#### [Aim of the exercise]
Write out the lines below exactly, from the first line through the line that contains "y-tick-label: 0.0: [25, 293, 44, 307]".

#### [Data extract]
— begin —

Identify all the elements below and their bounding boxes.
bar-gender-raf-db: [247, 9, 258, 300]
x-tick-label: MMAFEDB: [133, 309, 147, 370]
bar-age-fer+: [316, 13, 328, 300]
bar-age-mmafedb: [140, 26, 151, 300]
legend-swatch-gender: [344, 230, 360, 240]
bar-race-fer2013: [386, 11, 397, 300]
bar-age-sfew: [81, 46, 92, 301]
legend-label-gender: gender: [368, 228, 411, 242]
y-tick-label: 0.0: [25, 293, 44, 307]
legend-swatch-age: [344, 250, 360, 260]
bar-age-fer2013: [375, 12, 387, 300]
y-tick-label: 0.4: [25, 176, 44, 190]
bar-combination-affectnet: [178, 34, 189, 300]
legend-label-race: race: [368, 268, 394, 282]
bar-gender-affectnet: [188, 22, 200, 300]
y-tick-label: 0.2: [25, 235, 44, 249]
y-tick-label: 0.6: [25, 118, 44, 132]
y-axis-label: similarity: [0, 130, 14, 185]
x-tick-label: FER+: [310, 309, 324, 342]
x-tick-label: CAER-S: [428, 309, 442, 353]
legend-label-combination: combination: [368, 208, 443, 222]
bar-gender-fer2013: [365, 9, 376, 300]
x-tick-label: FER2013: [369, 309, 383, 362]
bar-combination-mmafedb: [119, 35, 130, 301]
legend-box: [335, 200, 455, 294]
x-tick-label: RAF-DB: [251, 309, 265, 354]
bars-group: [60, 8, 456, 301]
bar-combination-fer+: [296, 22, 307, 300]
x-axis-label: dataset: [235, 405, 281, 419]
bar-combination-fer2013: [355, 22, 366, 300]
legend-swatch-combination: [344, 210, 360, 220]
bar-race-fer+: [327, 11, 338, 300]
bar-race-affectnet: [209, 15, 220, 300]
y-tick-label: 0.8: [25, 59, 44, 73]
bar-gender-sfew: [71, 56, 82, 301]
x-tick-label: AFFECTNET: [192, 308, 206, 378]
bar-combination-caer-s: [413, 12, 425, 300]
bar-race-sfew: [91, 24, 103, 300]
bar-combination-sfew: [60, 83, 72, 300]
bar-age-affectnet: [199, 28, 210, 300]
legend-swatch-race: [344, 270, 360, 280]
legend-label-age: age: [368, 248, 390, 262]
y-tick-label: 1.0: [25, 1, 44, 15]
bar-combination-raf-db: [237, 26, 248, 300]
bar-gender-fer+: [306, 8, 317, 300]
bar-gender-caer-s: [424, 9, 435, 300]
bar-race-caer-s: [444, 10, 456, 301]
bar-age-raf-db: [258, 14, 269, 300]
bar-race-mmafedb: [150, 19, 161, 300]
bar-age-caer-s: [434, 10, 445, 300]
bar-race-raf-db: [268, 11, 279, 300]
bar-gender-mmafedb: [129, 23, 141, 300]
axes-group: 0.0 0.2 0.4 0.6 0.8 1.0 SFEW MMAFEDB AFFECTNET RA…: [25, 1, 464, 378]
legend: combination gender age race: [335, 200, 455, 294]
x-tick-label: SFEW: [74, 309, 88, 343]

— end —

#### [Complete output]
Identify all the elements below and their bounding boxes.
bar-gender-raf-db: [247, 9, 258, 300]
x-tick-label: MMAFEDB: [133, 309, 147, 370]
bar-age-fer+: [316, 13, 328, 300]
bar-age-mmafedb: [140, 26, 151, 300]
legend-swatch-gender: [344, 230, 360, 240]
bar-race-fer2013: [386, 11, 397, 300]
bar-age-sfew: [81, 46, 92, 301]
legend-label-gender: gender: [368, 228, 411, 242]
y-tick-label: 0.0: [25, 293, 44, 307]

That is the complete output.